◆ WHAT THE TASK ASKS
Reduce the material below to its lines containing "true".

◆ EXTRACTED DATA

== Segment start ==

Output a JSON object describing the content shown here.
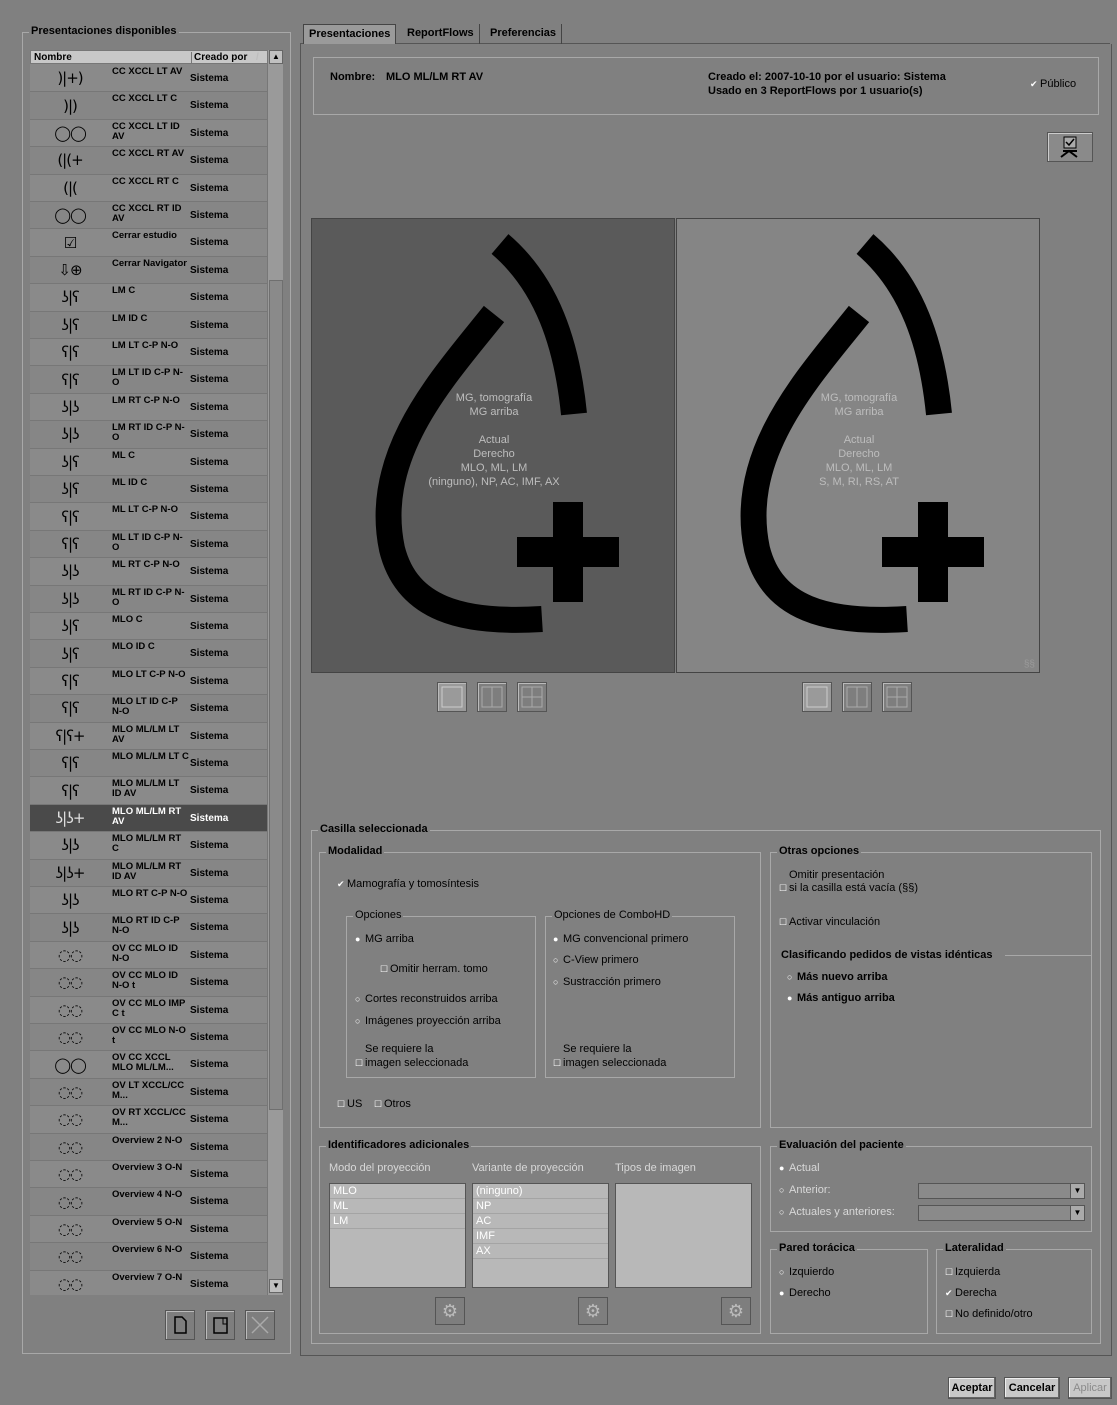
{
  "left_panel": {
    "title": "Presentaciones disponibles",
    "col_name": "Nombre",
    "col_created": "Creado por",
    "sort_indicator": "/",
    "scroll_up": "▲",
    "scroll_down": "▼",
    "rows": [
      {
        "icon": ")|+)",
        "name": "CC XCCL LT AV",
        "created": "Sistema"
      },
      {
        "icon": ")|)",
        "name": "CC XCCL LT C",
        "created": "Sistema"
      },
      {
        "icon": "◯◯",
        "name": "CC XCCL LT ID AV",
        "created": "Sistema"
      },
      {
        "icon": "(|(+",
        "name": "CC XCCL RT AV",
        "created": "Sistema"
      },
      {
        "icon": "(|(",
        "name": "CC XCCL RT C",
        "created": "Sistema"
      },
      {
        "icon": "◯◯",
        "name": "CC XCCL RT ID AV",
        "created": "Sistema"
      },
      {
        "icon": "☑",
        "name": "Cerrar estudio",
        "created": "Sistema"
      },
      {
        "icon": "⇩⊕",
        "name": "Cerrar Navigator",
        "created": "Sistema"
      },
      {
        "icon": "ʖ|ʕ",
        "name": "LM C",
        "created": "Sistema"
      },
      {
        "icon": "ʖ|ʕ",
        "name": "LM ID C",
        "created": "Sistema"
      },
      {
        "icon": "ʕ|ʕ",
        "name": "LM LT C-P N-O",
        "created": "Sistema"
      },
      {
        "icon": "ʕ|ʕ",
        "name": "LM LT ID C-P N-O",
        "created": "Sistema"
      },
      {
        "icon": "ʖ|ʖ",
        "name": "LM RT C-P N-O",
        "created": "Sistema"
      },
      {
        "icon": "ʖ|ʖ",
        "name": "LM RT ID C-P N-O",
        "created": "Sistema"
      },
      {
        "icon": "ʖ|ʕ",
        "name": "ML C",
        "created": "Sistema"
      },
      {
        "icon": "ʖ|ʕ",
        "name": "ML ID C",
        "created": "Sistema"
      },
      {
        "icon": "ʕ|ʕ",
        "name": "ML LT C-P N-O",
        "created": "Sistema"
      },
      {
        "icon": "ʕ|ʕ",
        "name": "ML LT ID C-P N-O",
        "created": "Sistema"
      },
      {
        "icon": "ʖ|ʖ",
        "name": "ML RT C-P N-O",
        "created": "Sistema"
      },
      {
        "icon": "ʖ|ʖ",
        "name": "ML RT ID C-P N-O",
        "created": "Sistema"
      },
      {
        "icon": "ʖ|ʕ",
        "name": "MLO C",
        "created": "Sistema"
      },
      {
        "icon": "ʖ|ʕ",
        "name": "MLO ID C",
        "created": "Sistema"
      },
      {
        "icon": "ʕ|ʕ",
        "name": "MLO LT C-P N-O",
        "created": "Sistema"
      },
      {
        "icon": "ʕ|ʕ",
        "name": "MLO LT ID C-P N-O",
        "created": "Sistema"
      },
      {
        "icon": "ʕ|ʕ+",
        "name": "MLO ML/LM LT AV",
        "created": "Sistema"
      },
      {
        "icon": "ʕ|ʕ",
        "name": "MLO ML/LM LT C",
        "created": "Sistema"
      },
      {
        "icon": "ʕ|ʕ",
        "name": "MLO ML/LM LT ID AV",
        "created": "Sistema"
      },
      {
        "icon": "ʖ|ʖ+",
        "name": "MLO ML/LM RT AV",
        "created": "Sistema",
        "selected": true
      },
      {
        "icon": "ʖ|ʖ",
        "name": "MLO ML/LM RT C",
        "created": "Sistema"
      },
      {
        "icon": "ʖ|ʖ+",
        "name": "MLO ML/LM RT ID AV",
        "created": "Sistema"
      },
      {
        "icon": "ʖ|ʖ",
        "name": "MLO RT C-P N-O",
        "created": "Sistema"
      },
      {
        "icon": "ʖ|ʖ",
        "name": "MLO RT ID C-P N-O",
        "created": "Sistema"
      },
      {
        "icon": "◌◌",
        "name": "OV CC MLO ID N-O",
        "created": "Sistema"
      },
      {
        "icon": "◌◌",
        "name": "OV CC MLO ID N-O t",
        "created": "Sistema"
      },
      {
        "icon": "◌◌",
        "name": "OV CC MLO IMP C t",
        "created": "Sistema"
      },
      {
        "icon": "◌◌",
        "name": "OV CC MLO N-O t",
        "created": "Sistema"
      },
      {
        "icon": "◯◯",
        "name": "OV CC XCCL MLO ML/LM...",
        "created": "Sistema"
      },
      {
        "icon": "◌◌",
        "name": "OV LT XCCL/CC M...",
        "created": "Sistema"
      },
      {
        "icon": "◌◌",
        "name": "OV RT XCCL/CC M...",
        "created": "Sistema"
      },
      {
        "icon": "◌◌",
        "name": "Overview 2 N-O",
        "created": "Sistema"
      },
      {
        "icon": "◌◌",
        "name": "Overview 3 O-N",
        "created": "Sistema"
      },
      {
        "icon": "◌◌",
        "name": "Overview 4 N-O",
        "created": "Sistema"
      },
      {
        "icon": "◌◌",
        "name": "Overview 5 O-N",
        "created": "Sistema"
      },
      {
        "icon": "◌◌",
        "name": "Overview 6 N-O",
        "created": "Sistema"
      },
      {
        "icon": "◌◌",
        "name": "Overview 7 O-N",
        "created": "Sistema"
      }
    ]
  },
  "tabs": [
    "Presentaciones",
    "ReportFlows",
    "Preferencias"
  ],
  "info": {
    "name_label": "Nombre:",
    "name_value": "MLO ML/LM RT AV",
    "created": "Creado el: 2007-10-10 por el usuario: Sistema",
    "used": "Usado en 3 ReportFlows por 1 usuario(s)",
    "public_label": "Público"
  },
  "viewports": [
    {
      "lines": [
        "MG, tomografía",
        "MG arriba",
        "",
        "Actual",
        "Derecho",
        "MLO, ML, LM",
        "(ninguno), NP, AC, IMF, AX"
      ]
    },
    {
      "lines": [
        "MG, tomografía",
        "MG arriba",
        "",
        "Actual",
        "Derecho",
        "MLO, ML, LM",
        "S, M, RI, RS, AT"
      ],
      "corner": "§§"
    }
  ],
  "casilla": {
    "title": "Casilla seleccionada",
    "modalidad": "Modalidad",
    "mamografia": "Mamografía y tomosíntesis",
    "opciones": "Opciones",
    "mg_arriba": "MG arriba",
    "omitir_tomo": "Omitir herram. tomo",
    "cortes": "Cortes reconstruidos arriba",
    "imagenes": "Imágenes proyección arriba",
    "requiere1": "Se requiere la",
    "requiere2": "imagen seleccionada",
    "combohd": "Opciones de ComboHD",
    "mg_conv": "MG convencional primero",
    "cview": "C-View primero",
    "sustr": "Sustracción primero",
    "us": "US",
    "otros": "Otros"
  },
  "otras": {
    "title": "Otras opciones",
    "omitir1": "Omitir presentación",
    "omitir2": "si la casilla está vacía (§§)",
    "vinc": "Activar vinculación",
    "clasif": "Clasificando pedidos de vistas idénticas",
    "nuevo": "Más nuevo arriba",
    "antiguo": "Más antiguo arriba"
  },
  "ident": {
    "title": "Identificadores adicionales",
    "modo": "Modo del proyección",
    "variante": "Variante de proyección",
    "tipos": "Tipos de imagen",
    "modo_items": [
      "MLO",
      "ML",
      "LM"
    ],
    "variante_items": [
      "(ninguno)",
      "NP",
      "AC",
      "IMF",
      "AX"
    ]
  },
  "eval": {
    "title": "Evaluación del paciente",
    "actual": "Actual",
    "anterior": "Anterior:",
    "actuales": "Actuales y anteriores:"
  },
  "pared": {
    "title": "Pared torácica",
    "izq": "Izquierdo",
    "der": "Derecho"
  },
  "lat": {
    "title": "Lateralidad",
    "izq": "Izquierda",
    "der": "Derecha",
    "nd": "No definido/otro"
  },
  "footer": {
    "ok": "Aceptar",
    "cancel": "Cancelar",
    "apply": "Aplicar"
  }
}
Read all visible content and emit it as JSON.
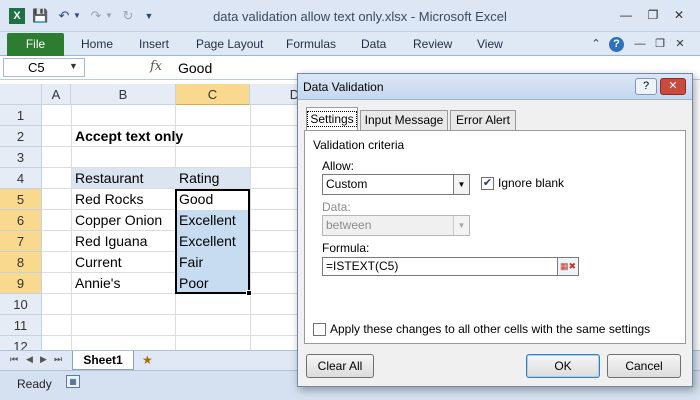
{
  "window": {
    "title": "data validation allow text only.xlsx - Microsoft Excel",
    "qat_icons": [
      "excel-icon",
      "save-icon",
      "undo-icon",
      "undo-dropdown-icon",
      "redo-icon",
      "redo-dropdown-icon",
      "repeat-icon",
      "customize-qat-icon"
    ],
    "controls": [
      "minimize-icon",
      "restore-icon",
      "close-icon"
    ]
  },
  "ribbon": {
    "file": "File",
    "tabs": [
      "Home",
      "Insert",
      "Page Layout",
      "Formulas",
      "Data",
      "Review",
      "View"
    ]
  },
  "formula_bar": {
    "name_box": "C5",
    "fx": "fx",
    "value": "Good"
  },
  "grid": {
    "columns": [
      "A",
      "B",
      "C",
      "D"
    ],
    "rows": [
      "1",
      "2",
      "3",
      "4",
      "5",
      "6",
      "7",
      "8",
      "9",
      "10",
      "11",
      "12"
    ],
    "title": "Accept text only",
    "header": {
      "restaurant": "Restaurant",
      "rating": "Rating"
    },
    "data": [
      {
        "restaurant": "Red Rocks",
        "rating": "Good"
      },
      {
        "restaurant": "Copper Onion",
        "rating": "Excellent"
      },
      {
        "restaurant": "Red Iguana",
        "rating": "Excellent"
      },
      {
        "restaurant": "Current",
        "rating": "Fair"
      },
      {
        "restaurant": "Annie's",
        "rating": "Poor"
      }
    ],
    "selected_column": "C",
    "selected_rows": [
      "5",
      "6",
      "7",
      "8",
      "9"
    ]
  },
  "sheet_tabs": {
    "active": "Sheet1",
    "nav_arrows": [
      "first-sheet-icon",
      "prev-sheet-icon",
      "next-sheet-icon",
      "last-sheet-icon"
    ]
  },
  "status_bar": {
    "status": "Ready"
  },
  "dialog": {
    "title": "Data Validation",
    "help": "?",
    "tabs": [
      "Settings",
      "Input Message",
      "Error Alert"
    ],
    "active_tab": "Settings",
    "section_title": "Validation criteria",
    "allow_label": "Allow:",
    "allow_value": "Custom",
    "ignore_blank_label": "Ignore blank",
    "ignore_blank_checked": true,
    "data_label": "Data:",
    "data_value": "between",
    "formula_label": "Formula:",
    "formula_value": "=ISTEXT(C5)",
    "apply_all_label": "Apply these changes to all other cells with the same settings",
    "apply_all_checked": false,
    "clear_all": "Clear All",
    "ok": "OK",
    "cancel": "Cancel"
  },
  "colors": {
    "file_tab": "#2c7d2f",
    "selection_fill": "#c8dcf1",
    "header_highlight": "#f9d98d",
    "table_header_fill": "#dbe5f1"
  }
}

== Segment end ==

◆ OUTPUT FOR THIS EXERCISE
        "selected": true
    "ignore_blank_checked": true,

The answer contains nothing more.